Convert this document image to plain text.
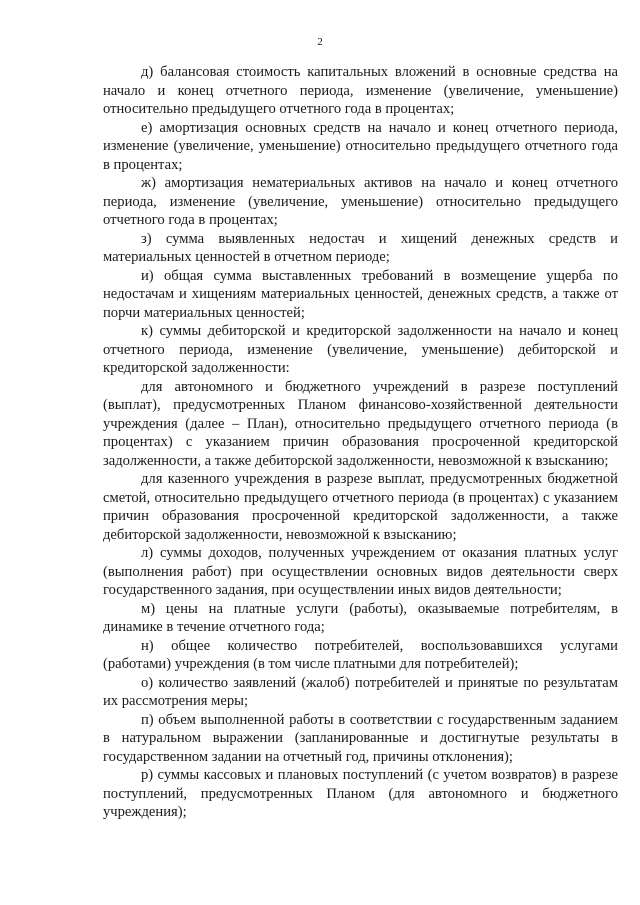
2

д) балансовая стоимость капитальных вложений в основные средства на начало и конец отчетного периода, изменение (увеличение, уменьшение) относительно предыдущего отчетного года в процентах;

е) амортизация основных средств на начало и конец отчетного периода, изменение (увеличение, уменьшение) относительно предыдущего отчетного года в процентах;

ж) амортизация нематериальных активов на начало и конец отчетного периода, изменение (увеличение, уменьшение) относительно предыдущего отчетного года в процентах;

з) сумма выявленных недостач и хищений денежных средств и материальных ценностей в отчетном периоде;

и) общая сумма выставленных требований в возмещение ущерба по недостачам и хищениям материальных ценностей, денежных средств, а также от порчи материальных ценностей;

к) суммы дебиторской и кредиторской задолженности на начало и конец отчетного периода, изменение (увеличение, уменьшение) дебиторской и кредиторской задолженности:

для автономного и бюджетного учреждений в разрезе поступлений (выплат), предусмотренных Планом финансово-хозяйственной деятельности учреждения (далее – План), относительно предыдущего отчетного периода (в процентах) с указанием причин образования просроченной кредиторской задолженности, а также дебиторской задолженности, невозможной к взысканию;

для казенного учреждения в разрезе выплат, предусмотренных бюджетной сметой, относительно предыдущего отчетного периода (в процентах) с указанием причин образования просроченной кредиторской задолженности, а также дебиторской задолженности, невозможной к взысканию;

л) суммы доходов, полученных учреждением от оказания платных услуг (выполнения работ) при осуществлении основных видов деятельности сверх государственного задания, при осуществлении иных видов деятельности;

м) цены на платные услуги (работы), оказываемые потребителям, в динамике в течение отчетного года;

н) общее количество потребителей, воспользовавшихся услугами (работами) учреждения (в том числе платными для потребителей);

о) количество заявлений (жалоб) потребителей и принятые по результатам их рассмотрения меры;

п) объем выполненной работы в соответствии с государственным заданием в натуральном выражении (запланированные и достигнутые результаты в государственном задании на отчетный год, причины отклонения);

р) суммы кассовых и плановых поступлений (с учетом возвратов) в разрезе поступлений, предусмотренных Планом (для автономного и бюджетного учреждения);
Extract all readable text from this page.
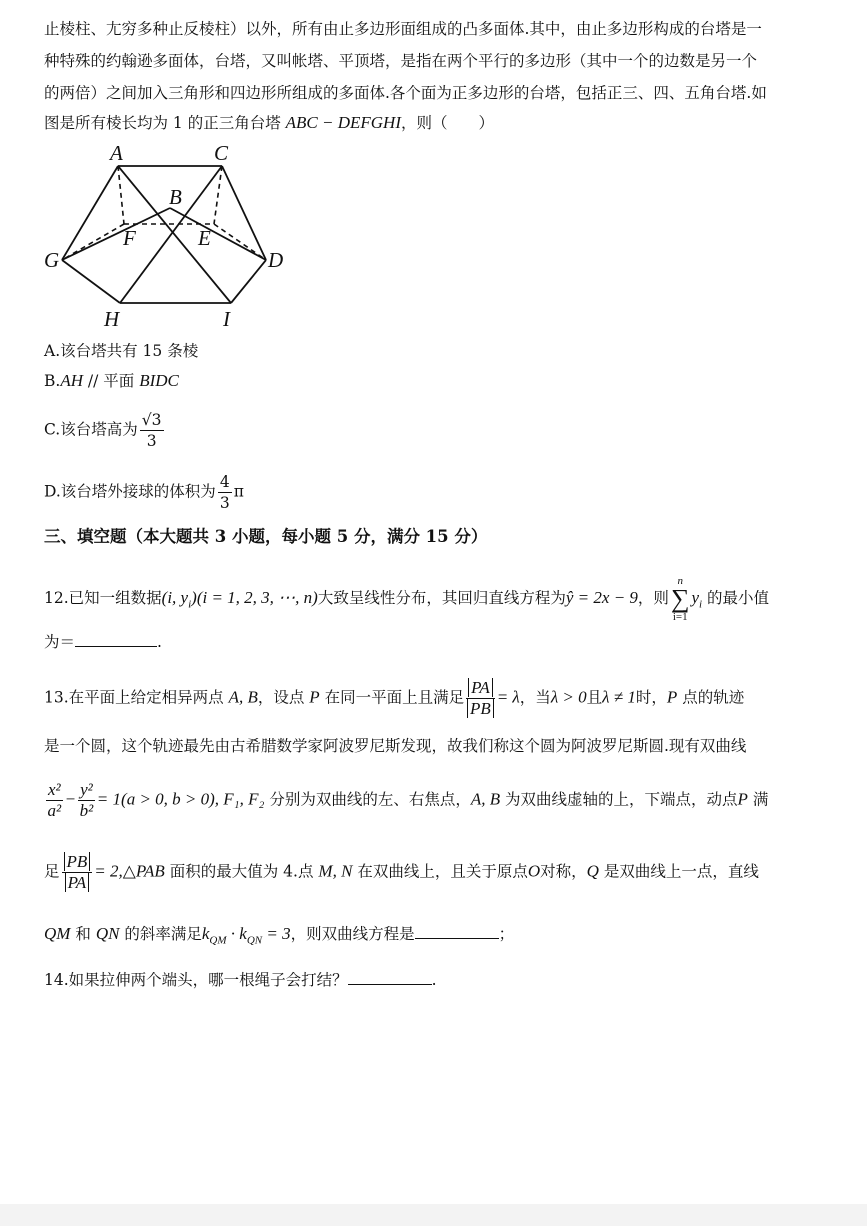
止棱柱、尢穷多种止反棱柱）以外，所有由止多边形面组成的凸多面体.其中，由止多边形构成的台塔是一
种特殊的约翰逊多面体，台塔，又叫帐塔、平顶塔，是指在两个平行的多边形（其中一个的边数是另一个
的两倍）之间加入三角形和四边形所组成的多面体.各个面为正多边形的台塔，包括正三、四、五角台塔.如
图是所有棱长均为 1 的正三角台塔 ABC − DEFGHI，则（　　）
A	C
B
F	E
G	D
H	I
A.该台塔共有 15 条棱
B.AH // 平面 BIDC
C.该台塔高为 $\frac{√3}{3}$
D.该台塔外接球的体积为 $\frac{4}{3}$ π
三、填空题（本大题共 3 小题，每小题 5 分，满分 15 分）
12.已知一组数据(i, $y_i)(i = 1$, 2, 3, ⋯, n)大致呈线性分布，其回归直线方程为ŷ = 2x − 9，则
n
∑
i=1
$y_i$ 的最小值
为＝	.
13.在平面上给定相异两点 A, B，设点 P 在同一平面上且满足 $\frac{PA}{PB} = \lambda$，当λ > 0且λ ≠ 1时，P 点的轨迹
是一个圆，这个轨迹最先由古希腊数学家阿波罗尼斯发现，故我们称这个圆为阿波罗尼斯圆.现有双曲线
$\frac{\text{x²}}{\text{a²}} - \frac{\text{y²}}{\text{b²}} = 1(a > 0$, b > 0), F₁, F₂ 分别为双曲线的左、右焦点，A, B 为双曲线虚轴的上，下端点，动点P 满
足 $\frac{PB}{PA}$ = 2,△PAB 面积的最大值为 4.点 M, N 在双曲线上，且关于原点O对称，Q 是双曲线上一点，直线
QM 和 QN 的斜率满足$k_{QM} \cdot k_{QN} = 3$，则双曲线方程是	；
14.如果拉伸两个端头，哪一根绳子会打结？	.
────────────────
→ THE PROBLEM: Find every line in the records above that contains the word "уменьшение", and copy each one.

→ FULL RESPONSE:
д) балансовая стоимость капитальных вложений в основные средства на начало и конец отчетного периода, изменение (увеличение, уменьшение) относительно предыдущего отчетного года в процентах;
е) амортизация основных средств на начало и конец отчетного периода, изменение (увеличение, уменьшение) относительно предыдущего отчетного года в процентах;
ж) амортизация нематериальных активов на начало и конец отчетного периода, изменение (увеличение, уменьшение) относительно предыдущего отчетного года в процентах;
к) суммы дебиторской и кредиторской задолженности на начало и конец отчетного периода, изменение (увеличение, уменьшение) дебиторской и кредиторской задолженности:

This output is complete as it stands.